Lines that contain "majnu" are to be counted; give only their number.

::: Data excerpts :::

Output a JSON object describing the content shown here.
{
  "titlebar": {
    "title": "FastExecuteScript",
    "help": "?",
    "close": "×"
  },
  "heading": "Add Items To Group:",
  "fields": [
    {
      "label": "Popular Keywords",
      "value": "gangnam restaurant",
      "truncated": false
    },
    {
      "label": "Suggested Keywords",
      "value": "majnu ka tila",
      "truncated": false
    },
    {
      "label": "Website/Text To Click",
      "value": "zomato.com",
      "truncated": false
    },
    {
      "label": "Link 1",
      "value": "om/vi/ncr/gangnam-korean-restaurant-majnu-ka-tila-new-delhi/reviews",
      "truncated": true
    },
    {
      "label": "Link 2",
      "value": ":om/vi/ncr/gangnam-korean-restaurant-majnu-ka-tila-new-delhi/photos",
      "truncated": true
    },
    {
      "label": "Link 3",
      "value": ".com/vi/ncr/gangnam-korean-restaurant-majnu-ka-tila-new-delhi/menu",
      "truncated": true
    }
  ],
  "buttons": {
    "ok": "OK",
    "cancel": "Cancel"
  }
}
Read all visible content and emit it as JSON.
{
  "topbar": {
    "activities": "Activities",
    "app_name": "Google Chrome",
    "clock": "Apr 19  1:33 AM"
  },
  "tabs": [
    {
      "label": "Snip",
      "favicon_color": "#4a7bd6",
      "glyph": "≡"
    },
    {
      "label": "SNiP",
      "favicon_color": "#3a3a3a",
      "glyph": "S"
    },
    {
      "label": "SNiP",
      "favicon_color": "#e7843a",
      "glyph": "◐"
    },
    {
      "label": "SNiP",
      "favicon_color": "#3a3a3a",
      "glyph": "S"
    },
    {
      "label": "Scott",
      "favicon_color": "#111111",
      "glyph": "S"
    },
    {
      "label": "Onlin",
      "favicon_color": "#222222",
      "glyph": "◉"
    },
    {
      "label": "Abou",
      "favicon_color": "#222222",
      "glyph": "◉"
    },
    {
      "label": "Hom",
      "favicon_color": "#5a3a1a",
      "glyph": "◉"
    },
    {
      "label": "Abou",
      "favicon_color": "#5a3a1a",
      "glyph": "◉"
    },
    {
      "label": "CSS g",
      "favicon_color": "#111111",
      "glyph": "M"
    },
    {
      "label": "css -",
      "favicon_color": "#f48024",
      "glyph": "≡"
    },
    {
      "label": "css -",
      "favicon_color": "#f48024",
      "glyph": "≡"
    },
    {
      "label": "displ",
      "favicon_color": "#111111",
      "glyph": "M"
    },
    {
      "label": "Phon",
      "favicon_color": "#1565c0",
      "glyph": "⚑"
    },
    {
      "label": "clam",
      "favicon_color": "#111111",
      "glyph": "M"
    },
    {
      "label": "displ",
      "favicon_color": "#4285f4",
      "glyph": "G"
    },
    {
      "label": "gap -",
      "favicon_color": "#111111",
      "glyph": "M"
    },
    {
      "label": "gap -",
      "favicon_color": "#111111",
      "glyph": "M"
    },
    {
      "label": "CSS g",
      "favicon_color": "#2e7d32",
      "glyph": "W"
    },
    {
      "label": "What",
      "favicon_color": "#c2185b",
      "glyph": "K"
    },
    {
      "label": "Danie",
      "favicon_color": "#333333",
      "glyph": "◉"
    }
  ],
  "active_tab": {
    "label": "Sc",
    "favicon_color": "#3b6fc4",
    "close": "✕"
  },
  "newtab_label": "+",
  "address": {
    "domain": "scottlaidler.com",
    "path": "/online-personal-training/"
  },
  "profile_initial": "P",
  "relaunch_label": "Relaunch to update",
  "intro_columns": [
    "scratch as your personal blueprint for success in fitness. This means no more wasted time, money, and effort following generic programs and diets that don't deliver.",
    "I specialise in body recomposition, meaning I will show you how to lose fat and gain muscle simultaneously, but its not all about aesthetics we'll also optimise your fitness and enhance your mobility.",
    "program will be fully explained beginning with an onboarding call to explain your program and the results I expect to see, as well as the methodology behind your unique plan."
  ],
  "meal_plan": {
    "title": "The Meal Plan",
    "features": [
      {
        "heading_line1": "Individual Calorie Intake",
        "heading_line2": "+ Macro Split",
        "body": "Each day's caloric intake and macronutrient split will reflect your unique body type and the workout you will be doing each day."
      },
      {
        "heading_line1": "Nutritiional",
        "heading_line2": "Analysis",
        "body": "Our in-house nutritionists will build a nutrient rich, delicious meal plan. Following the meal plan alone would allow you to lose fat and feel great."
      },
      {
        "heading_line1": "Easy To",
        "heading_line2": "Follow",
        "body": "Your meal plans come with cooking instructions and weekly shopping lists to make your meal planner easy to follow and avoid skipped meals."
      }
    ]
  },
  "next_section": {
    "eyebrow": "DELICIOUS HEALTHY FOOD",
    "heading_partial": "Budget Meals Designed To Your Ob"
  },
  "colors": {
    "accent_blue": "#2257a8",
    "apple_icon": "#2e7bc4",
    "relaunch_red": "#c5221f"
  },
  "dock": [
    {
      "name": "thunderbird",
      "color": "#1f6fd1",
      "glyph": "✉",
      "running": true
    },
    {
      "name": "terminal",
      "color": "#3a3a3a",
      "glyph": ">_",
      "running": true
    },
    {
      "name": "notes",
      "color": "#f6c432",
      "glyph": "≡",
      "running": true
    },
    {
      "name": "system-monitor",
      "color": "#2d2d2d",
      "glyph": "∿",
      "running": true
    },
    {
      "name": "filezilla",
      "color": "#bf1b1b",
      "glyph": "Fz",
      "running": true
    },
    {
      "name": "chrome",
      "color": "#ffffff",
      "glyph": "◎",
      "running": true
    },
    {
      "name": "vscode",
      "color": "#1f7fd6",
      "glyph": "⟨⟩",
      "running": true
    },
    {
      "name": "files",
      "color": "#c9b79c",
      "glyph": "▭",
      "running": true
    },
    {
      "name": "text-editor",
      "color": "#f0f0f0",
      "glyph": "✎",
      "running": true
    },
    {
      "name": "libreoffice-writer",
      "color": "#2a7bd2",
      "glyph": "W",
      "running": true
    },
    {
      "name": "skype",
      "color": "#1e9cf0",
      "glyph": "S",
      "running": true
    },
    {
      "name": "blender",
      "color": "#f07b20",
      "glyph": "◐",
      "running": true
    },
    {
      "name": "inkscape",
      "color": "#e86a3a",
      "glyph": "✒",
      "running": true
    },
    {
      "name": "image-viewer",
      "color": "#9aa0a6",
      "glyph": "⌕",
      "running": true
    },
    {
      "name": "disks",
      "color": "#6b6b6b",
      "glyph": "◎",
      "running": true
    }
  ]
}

:::

> _Completed exercise_: 4